Take the material below and retype it in full; pictures are left out.

┌────────

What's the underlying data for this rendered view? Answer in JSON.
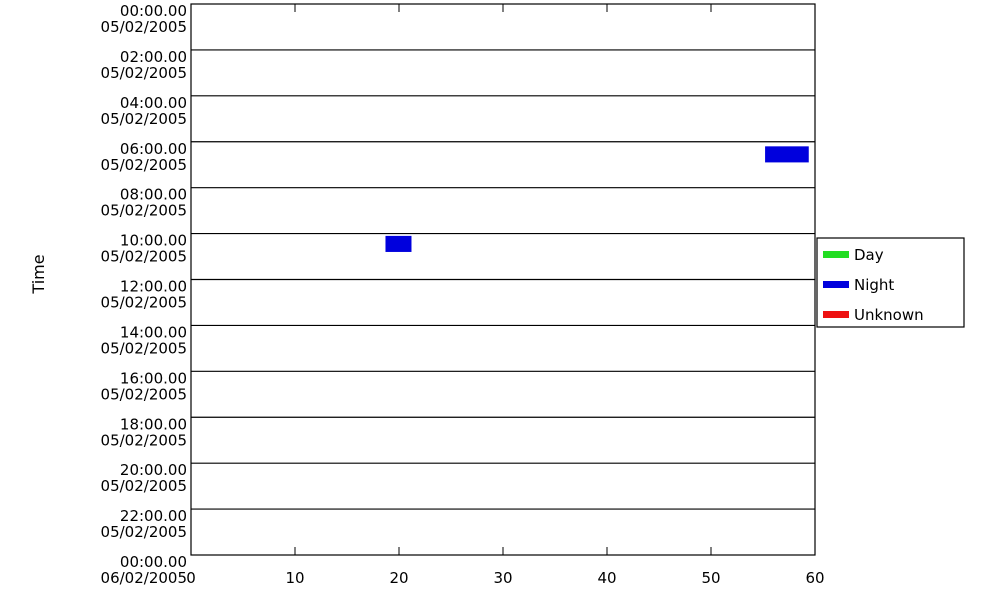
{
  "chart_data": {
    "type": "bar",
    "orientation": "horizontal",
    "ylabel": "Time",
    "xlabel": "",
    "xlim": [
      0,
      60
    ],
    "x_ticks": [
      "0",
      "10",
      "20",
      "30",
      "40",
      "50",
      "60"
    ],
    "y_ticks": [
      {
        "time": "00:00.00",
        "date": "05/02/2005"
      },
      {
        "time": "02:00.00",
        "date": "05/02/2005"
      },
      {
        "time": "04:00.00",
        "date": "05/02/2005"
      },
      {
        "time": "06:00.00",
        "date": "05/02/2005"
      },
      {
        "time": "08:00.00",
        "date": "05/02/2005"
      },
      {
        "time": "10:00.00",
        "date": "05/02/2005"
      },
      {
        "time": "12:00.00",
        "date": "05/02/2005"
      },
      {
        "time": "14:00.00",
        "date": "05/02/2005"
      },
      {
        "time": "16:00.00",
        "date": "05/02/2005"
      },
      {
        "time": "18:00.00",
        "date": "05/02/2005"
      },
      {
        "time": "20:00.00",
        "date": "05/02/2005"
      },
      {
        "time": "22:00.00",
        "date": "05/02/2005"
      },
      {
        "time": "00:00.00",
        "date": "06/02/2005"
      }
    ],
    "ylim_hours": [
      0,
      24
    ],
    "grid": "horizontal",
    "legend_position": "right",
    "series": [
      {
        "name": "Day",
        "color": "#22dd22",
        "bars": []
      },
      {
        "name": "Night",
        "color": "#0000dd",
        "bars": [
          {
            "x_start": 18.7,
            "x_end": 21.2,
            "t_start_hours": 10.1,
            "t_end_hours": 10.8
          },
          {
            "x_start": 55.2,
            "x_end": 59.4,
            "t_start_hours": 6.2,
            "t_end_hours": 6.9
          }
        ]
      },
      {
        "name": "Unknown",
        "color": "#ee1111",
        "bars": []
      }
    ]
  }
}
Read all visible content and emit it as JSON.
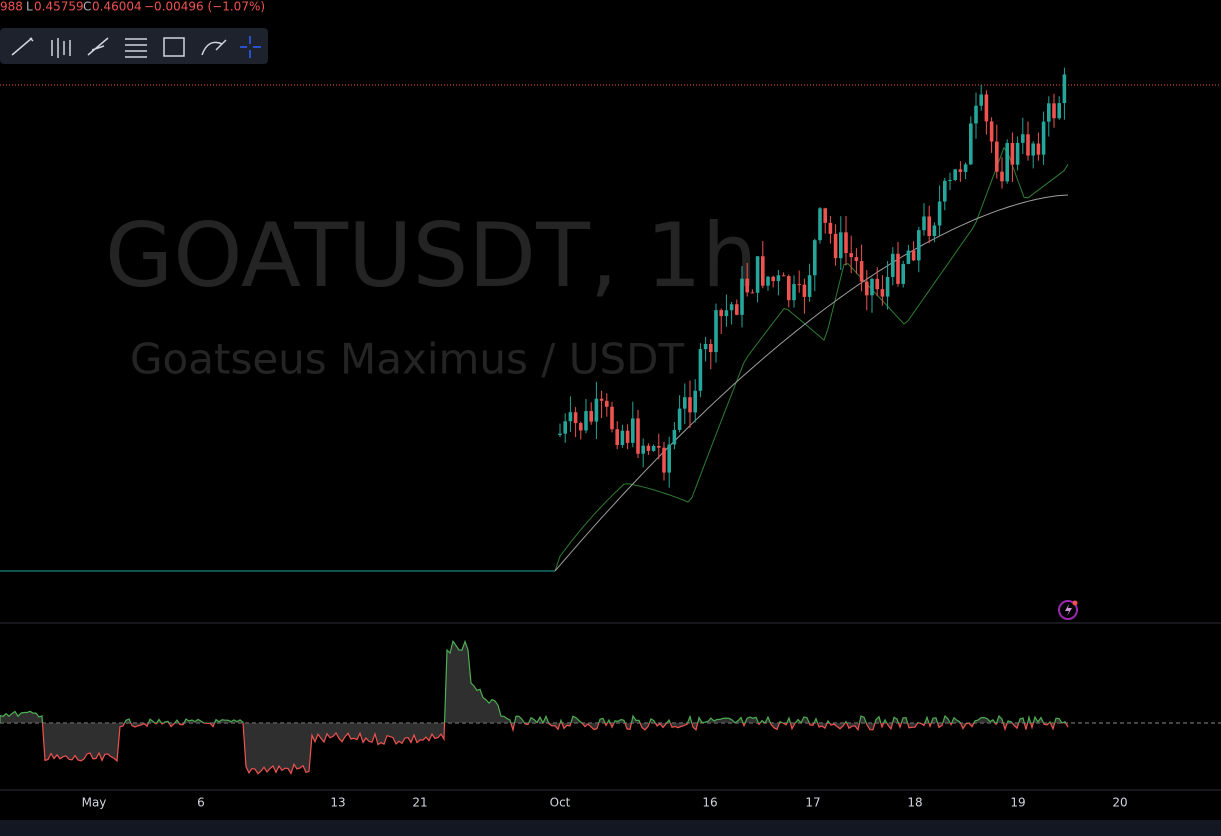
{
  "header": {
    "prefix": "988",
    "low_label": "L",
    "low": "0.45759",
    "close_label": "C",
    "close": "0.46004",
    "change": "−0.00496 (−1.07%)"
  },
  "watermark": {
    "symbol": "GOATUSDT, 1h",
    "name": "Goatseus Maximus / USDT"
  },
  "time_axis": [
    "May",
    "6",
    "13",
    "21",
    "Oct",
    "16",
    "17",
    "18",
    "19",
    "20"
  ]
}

└────────

* **RESPONSE TO THE TASK**
What's the underlying data for this rendered view? Answer in JSON.
{
  "chart_data": {
    "type": "bar",
    "orientation": "horizontal",
    "ylabel": "Time",
    "xlabel": "",
    "xlim": [
      0,
      60
    ],
    "x_ticks": [
      "0",
      "10",
      "20",
      "30",
      "40",
      "50",
      "60"
    ],
    "y_ticks": [
      {
        "time": "00:00.00",
        "date": "05/02/2005"
      },
      {
        "time": "02:00.00",
        "date": "05/02/2005"
      },
      {
        "time": "04:00.00",
        "date": "05/02/2005"
      },
      {
        "time": "06:00.00",
        "date": "05/02/2005"
      },
      {
        "time": "08:00.00",
        "date": "05/02/2005"
      },
      {
        "time": "10:00.00",
        "date": "05/02/2005"
      },
      {
        "time": "12:00.00",
        "date": "05/02/2005"
      },
      {
        "time": "14:00.00",
        "date": "05/02/2005"
      },
      {
        "time": "16:00.00",
        "date": "05/02/2005"
      },
      {
        "time": "18:00.00",
        "date": "05/02/2005"
      },
      {
        "time": "20:00.00",
        "date": "05/02/2005"
      },
      {
        "time": "22:00.00",
        "date": "05/02/2005"
      },
      {
        "time": "00:00.00",
        "date": "06/02/2005"
      }
    ],
    "ylim_hours": [
      0,
      24
    ],
    "grid": "horizontal",
    "legend_position": "right",
    "series": [
      {
        "name": "Day",
        "color": "#22dd22",
        "bars": []
      },
      {
        "name": "Night",
        "color": "#0000dd",
        "bars": [
          {
            "x_start": 18.7,
            "x_end": 21.2,
            "t_start_hours": 10.1,
            "t_end_hours": 10.8
          },
          {
            "x_start": 55.2,
            "x_end": 59.4,
            "t_start_hours": 6.2,
            "t_end_hours": 6.9
          }
        ]
      },
      {
        "name": "Unknown",
        "color": "#ee1111",
        "bars": []
      }
    ]
  }
}
Read all visible content and emit it as JSON.
{
  "header": {
    "prefix": "988",
    "low_label": "L",
    "low": "0.45759",
    "close_label": "C",
    "close": "0.46004",
    "change": "−0.00496 (−1.07%)"
  },
  "watermark": {
    "symbol": "GOATUSDT, 1h",
    "name": "Goatseus Maximus / USDT"
  },
  "time_axis": [
    "May",
    "6",
    "13",
    "21",
    "Oct",
    "16",
    "17",
    "18",
    "19",
    "20"
  ]
}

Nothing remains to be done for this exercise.